• _INSTRUCTIONS FOR THE TASK_
Output the lines that follow exactly as they are.

• _TASK DATA_
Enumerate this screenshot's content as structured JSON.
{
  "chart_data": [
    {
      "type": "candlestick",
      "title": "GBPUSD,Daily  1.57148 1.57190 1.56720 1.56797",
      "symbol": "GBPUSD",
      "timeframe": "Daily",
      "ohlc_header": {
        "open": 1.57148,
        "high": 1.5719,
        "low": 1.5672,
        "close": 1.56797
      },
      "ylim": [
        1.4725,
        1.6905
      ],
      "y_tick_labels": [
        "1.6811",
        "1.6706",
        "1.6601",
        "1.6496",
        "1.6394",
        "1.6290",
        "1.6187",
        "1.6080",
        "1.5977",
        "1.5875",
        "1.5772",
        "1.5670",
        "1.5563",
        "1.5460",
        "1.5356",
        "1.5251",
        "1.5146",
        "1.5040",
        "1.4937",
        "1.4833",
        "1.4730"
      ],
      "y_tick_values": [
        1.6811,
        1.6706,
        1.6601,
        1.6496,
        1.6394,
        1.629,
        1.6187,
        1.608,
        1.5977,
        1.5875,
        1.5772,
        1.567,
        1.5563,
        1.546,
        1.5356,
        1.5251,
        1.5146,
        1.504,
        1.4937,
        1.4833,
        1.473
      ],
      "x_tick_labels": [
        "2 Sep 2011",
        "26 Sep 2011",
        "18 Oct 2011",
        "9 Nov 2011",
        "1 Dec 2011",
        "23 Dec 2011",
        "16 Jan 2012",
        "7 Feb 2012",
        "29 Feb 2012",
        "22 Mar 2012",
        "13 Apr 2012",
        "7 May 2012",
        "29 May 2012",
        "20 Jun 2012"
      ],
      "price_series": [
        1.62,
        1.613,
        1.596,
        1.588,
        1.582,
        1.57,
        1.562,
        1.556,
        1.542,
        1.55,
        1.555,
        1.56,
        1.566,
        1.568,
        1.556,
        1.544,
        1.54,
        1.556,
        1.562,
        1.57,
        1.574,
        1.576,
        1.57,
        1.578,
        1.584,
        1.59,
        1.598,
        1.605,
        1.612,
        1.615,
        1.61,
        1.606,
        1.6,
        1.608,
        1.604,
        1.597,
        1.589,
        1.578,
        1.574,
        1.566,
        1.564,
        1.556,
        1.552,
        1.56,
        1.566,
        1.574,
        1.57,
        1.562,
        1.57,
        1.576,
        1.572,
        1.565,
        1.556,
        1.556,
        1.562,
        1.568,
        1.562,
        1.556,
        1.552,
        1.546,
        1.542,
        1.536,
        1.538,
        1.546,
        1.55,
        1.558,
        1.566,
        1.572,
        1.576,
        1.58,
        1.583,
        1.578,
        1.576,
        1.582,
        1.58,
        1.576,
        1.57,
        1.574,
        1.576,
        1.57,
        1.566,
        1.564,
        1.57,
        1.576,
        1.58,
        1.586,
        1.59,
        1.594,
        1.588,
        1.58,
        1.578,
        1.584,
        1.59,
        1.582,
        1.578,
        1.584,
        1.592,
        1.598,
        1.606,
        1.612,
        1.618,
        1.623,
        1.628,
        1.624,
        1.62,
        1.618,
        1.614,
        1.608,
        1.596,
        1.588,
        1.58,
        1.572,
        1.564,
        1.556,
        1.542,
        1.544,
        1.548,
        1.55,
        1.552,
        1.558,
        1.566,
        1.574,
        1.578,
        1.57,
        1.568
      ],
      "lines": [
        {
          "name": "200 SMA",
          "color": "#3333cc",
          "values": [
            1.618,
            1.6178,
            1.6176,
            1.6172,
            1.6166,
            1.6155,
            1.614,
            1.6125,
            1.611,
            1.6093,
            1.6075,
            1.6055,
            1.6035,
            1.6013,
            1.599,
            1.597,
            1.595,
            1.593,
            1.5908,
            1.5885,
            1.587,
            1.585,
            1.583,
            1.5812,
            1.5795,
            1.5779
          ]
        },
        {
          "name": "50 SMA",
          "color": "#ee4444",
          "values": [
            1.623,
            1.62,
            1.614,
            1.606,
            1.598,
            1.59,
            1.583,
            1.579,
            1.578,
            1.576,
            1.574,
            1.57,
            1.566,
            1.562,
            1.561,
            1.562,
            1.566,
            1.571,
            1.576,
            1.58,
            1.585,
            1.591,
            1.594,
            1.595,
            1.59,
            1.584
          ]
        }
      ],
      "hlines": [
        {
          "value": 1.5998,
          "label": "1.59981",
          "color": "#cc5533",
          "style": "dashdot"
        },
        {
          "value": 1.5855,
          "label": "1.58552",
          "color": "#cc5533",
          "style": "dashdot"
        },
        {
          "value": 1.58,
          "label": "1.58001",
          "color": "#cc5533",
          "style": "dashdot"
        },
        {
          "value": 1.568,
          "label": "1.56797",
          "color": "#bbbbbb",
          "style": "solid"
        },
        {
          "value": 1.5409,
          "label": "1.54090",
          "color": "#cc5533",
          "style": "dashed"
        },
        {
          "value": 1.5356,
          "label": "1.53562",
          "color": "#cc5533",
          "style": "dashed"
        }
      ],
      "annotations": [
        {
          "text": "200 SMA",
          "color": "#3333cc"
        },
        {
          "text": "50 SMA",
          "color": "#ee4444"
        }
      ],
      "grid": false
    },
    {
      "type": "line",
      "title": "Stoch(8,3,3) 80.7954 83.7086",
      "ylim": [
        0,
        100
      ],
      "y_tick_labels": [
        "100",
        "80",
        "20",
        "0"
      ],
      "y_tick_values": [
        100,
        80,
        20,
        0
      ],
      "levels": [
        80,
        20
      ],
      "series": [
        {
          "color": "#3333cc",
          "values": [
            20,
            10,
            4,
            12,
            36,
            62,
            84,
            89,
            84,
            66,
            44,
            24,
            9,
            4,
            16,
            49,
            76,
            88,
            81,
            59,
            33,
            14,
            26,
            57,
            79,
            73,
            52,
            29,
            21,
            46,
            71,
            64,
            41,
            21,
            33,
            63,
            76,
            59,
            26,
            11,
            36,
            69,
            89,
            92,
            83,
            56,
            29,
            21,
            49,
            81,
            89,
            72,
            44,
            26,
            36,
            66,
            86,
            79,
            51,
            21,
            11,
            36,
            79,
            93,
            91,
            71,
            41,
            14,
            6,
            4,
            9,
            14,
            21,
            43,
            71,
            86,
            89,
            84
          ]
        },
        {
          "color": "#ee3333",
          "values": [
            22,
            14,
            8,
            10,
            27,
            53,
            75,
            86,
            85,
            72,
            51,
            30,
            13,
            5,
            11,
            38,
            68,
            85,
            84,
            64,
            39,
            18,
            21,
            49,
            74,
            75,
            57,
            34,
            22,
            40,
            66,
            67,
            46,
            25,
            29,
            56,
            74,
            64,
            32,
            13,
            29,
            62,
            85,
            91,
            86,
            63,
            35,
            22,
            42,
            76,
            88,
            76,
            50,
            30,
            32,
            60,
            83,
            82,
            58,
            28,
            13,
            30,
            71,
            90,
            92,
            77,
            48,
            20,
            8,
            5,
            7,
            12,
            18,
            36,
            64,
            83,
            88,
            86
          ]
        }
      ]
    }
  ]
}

• _EXERCISE ANSWER_
Enumerate this screenshot's content as structured JSON.
{
  "chart_data": [
    {
      "type": "candlestick",
      "title": "GBPUSD,Daily  1.57148 1.57190 1.56720 1.56797",
      "symbol": "GBPUSD",
      "timeframe": "Daily",
      "ohlc_header": {
        "open": 1.57148,
        "high": 1.5719,
        "low": 1.5672,
        "close": 1.56797
      },
      "ylim": [
        1.4725,
        1.6905
      ],
      "y_tick_labels": [
        "1.6811",
        "1.6706",
        "1.6601",
        "1.6496",
        "1.6394",
        "1.6290",
        "1.6187",
        "1.6080",
        "1.5977",
        "1.5875",
        "1.5772",
        "1.5670",
        "1.5563",
        "1.5460",
        "1.5356",
        "1.5251",
        "1.5146",
        "1.5040",
        "1.4937",
        "1.4833",
        "1.4730"
      ],
      "y_tick_values": [
        1.6811,
        1.6706,
        1.6601,
        1.6496,
        1.6394,
        1.629,
        1.6187,
        1.608,
        1.5977,
        1.5875,
        1.5772,
        1.567,
        1.5563,
        1.546,
        1.5356,
        1.5251,
        1.5146,
        1.504,
        1.4937,
        1.4833,
        1.473
      ],
      "x_tick_labels": [
        "2 Sep 2011",
        "26 Sep 2011",
        "18 Oct 2011",
        "9 Nov 2011",
        "1 Dec 2011",
        "23 Dec 2011",
        "16 Jan 2012",
        "7 Feb 2012",
        "29 Feb 2012",
        "22 Mar 2012",
        "13 Apr 2012",
        "7 May 2012",
        "29 May 2012",
        "20 Jun 2012"
      ],
      "price_series": [
        1.62,
        1.613,
        1.596,
        1.588,
        1.582,
        1.57,
        1.562,
        1.556,
        1.542,
        1.55,
        1.555,
        1.56,
        1.566,
        1.568,
        1.556,
        1.544,
        1.54,
        1.556,
        1.562,
        1.57,
        1.574,
        1.576,
        1.57,
        1.578,
        1.584,
        1.59,
        1.598,
        1.605,
        1.612,
        1.615,
        1.61,
        1.606,
        1.6,
        1.608,
        1.604,
        1.597,
        1.589,
        1.578,
        1.574,
        1.566,
        1.564,
        1.556,
        1.552,
        1.56,
        1.566,
        1.574,
        1.57,
        1.562,
        1.57,
        1.576,
        1.572,
        1.565,
        1.556,
        1.556,
        1.562,
        1.568,
        1.562,
        1.556,
        1.552,
        1.546,
        1.542,
        1.536,
        1.538,
        1.546,
        1.55,
        1.558,
        1.566,
        1.572,
        1.576,
        1.58,
        1.583,
        1.578,
        1.576,
        1.582,
        1.58,
        1.576,
        1.57,
        1.574,
        1.576,
        1.57,
        1.566,
        1.564,
        1.57,
        1.576,
        1.58,
        1.586,
        1.59,
        1.594,
        1.588,
        1.58,
        1.578,
        1.584,
        1.59,
        1.582,
        1.578,
        1.584,
        1.592,
        1.598,
        1.606,
        1.612,
        1.618,
        1.623,
        1.628,
        1.624,
        1.62,
        1.618,
        1.614,
        1.608,
        1.596,
        1.588,
        1.58,
        1.572,
        1.564,
        1.556,
        1.542,
        1.544,
        1.548,
        1.55,
        1.552,
        1.558,
        1.566,
        1.574,
        1.578,
        1.57,
        1.568
      ],
      "lines": [
        {
          "name": "200 SMA",
          "color": "#3333cc",
          "values": [
            1.618,
            1.6178,
            1.6176,
            1.6172,
            1.6166,
            1.6155,
            1.614,
            1.6125,
            1.611,
            1.6093,
            1.6075,
            1.6055,
            1.6035,
            1.6013,
            1.599,
            1.597,
            1.595,
            1.593,
            1.5908,
            1.5885,
            1.587,
            1.585,
            1.583,
            1.5812,
            1.5795,
            1.5779
          ]
        },
        {
          "name": "50 SMA",
          "color": "#ee4444",
          "values": [
            1.623,
            1.62,
            1.614,
            1.606,
            1.598,
            1.59,
            1.583,
            1.579,
            1.578,
            1.576,
            1.574,
            1.57,
            1.566,
            1.562,
            1.561,
            1.562,
            1.566,
            1.571,
            1.576,
            1.58,
            1.585,
            1.591,
            1.594,
            1.595,
            1.59,
            1.584
          ]
        }
      ],
      "hlines": [
        {
          "value": 1.5998,
          "label": "1.59981",
          "color": "#cc5533",
          "style": "dashdot"
        },
        {
          "value": 1.5855,
          "label": "1.58552",
          "color": "#cc5533",
          "style": "dashdot"
        },
        {
          "value": 1.58,
          "label": "1.58001",
          "color": "#cc5533",
          "style": "dashdot"
        },
        {
          "value": 1.568,
          "label": "1.56797",
          "color": "#bbbbbb",
          "style": "solid"
        },
        {
          "value": 1.5409,
          "label": "1.54090",
          "color": "#cc5533",
          "style": "dashed"
        },
        {
          "value": 1.5356,
          "label": "1.53562",
          "color": "#cc5533",
          "style": "dashed"
        }
      ],
      "annotations": [
        {
          "text": "200 SMA",
          "color": "#3333cc"
        },
        {
          "text": "50 SMA",
          "color": "#ee4444"
        }
      ],
      "grid": false
    },
    {
      "type": "line",
      "title": "Stoch(8,3,3) 80.7954 83.7086",
      "ylim": [
        0,
        100
      ],
      "y_tick_labels": [
        "100",
        "80",
        "20",
        "0"
      ],
      "y_tick_values": [
        100,
        80,
        20,
        0
      ],
      "levels": [
        80,
        20
      ],
      "series": [
        {
          "color": "#3333cc",
          "values": [
            20,
            10,
            4,
            12,
            36,
            62,
            84,
            89,
            84,
            66,
            44,
            24,
            9,
            4,
            16,
            49,
            76,
            88,
            81,
            59,
            33,
            14,
            26,
            57,
            79,
            73,
            52,
            29,
            21,
            46,
            71,
            64,
            41,
            21,
            33,
            63,
            76,
            59,
            26,
            11,
            36,
            69,
            89,
            92,
            83,
            56,
            29,
            21,
            49,
            81,
            89,
            72,
            44,
            26,
            36,
            66,
            86,
            79,
            51,
            21,
            11,
            36,
            79,
            93,
            91,
            71,
            41,
            14,
            6,
            4,
            9,
            14,
            21,
            43,
            71,
            86,
            89,
            84
          ]
        },
        {
          "color": "#ee3333",
          "values": [
            22,
            14,
            8,
            10,
            27,
            53,
            75,
            86,
            85,
            72,
            51,
            30,
            13,
            5,
            11,
            38,
            68,
            85,
            84,
            64,
            39,
            18,
            21,
            49,
            74,
            75,
            57,
            34,
            22,
            40,
            66,
            67,
            46,
            25,
            29,
            56,
            74,
            64,
            32,
            13,
            29,
            62,
            85,
            91,
            86,
            63,
            35,
            22,
            42,
            76,
            88,
            76,
            50,
            30,
            32,
            60,
            83,
            82,
            58,
            28,
            13,
            30,
            71,
            90,
            92,
            77,
            48,
            20,
            8,
            5,
            7,
            12,
            18,
            36,
            64,
            83,
            88,
            86
          ]
        }
      ]
    }
  ]
}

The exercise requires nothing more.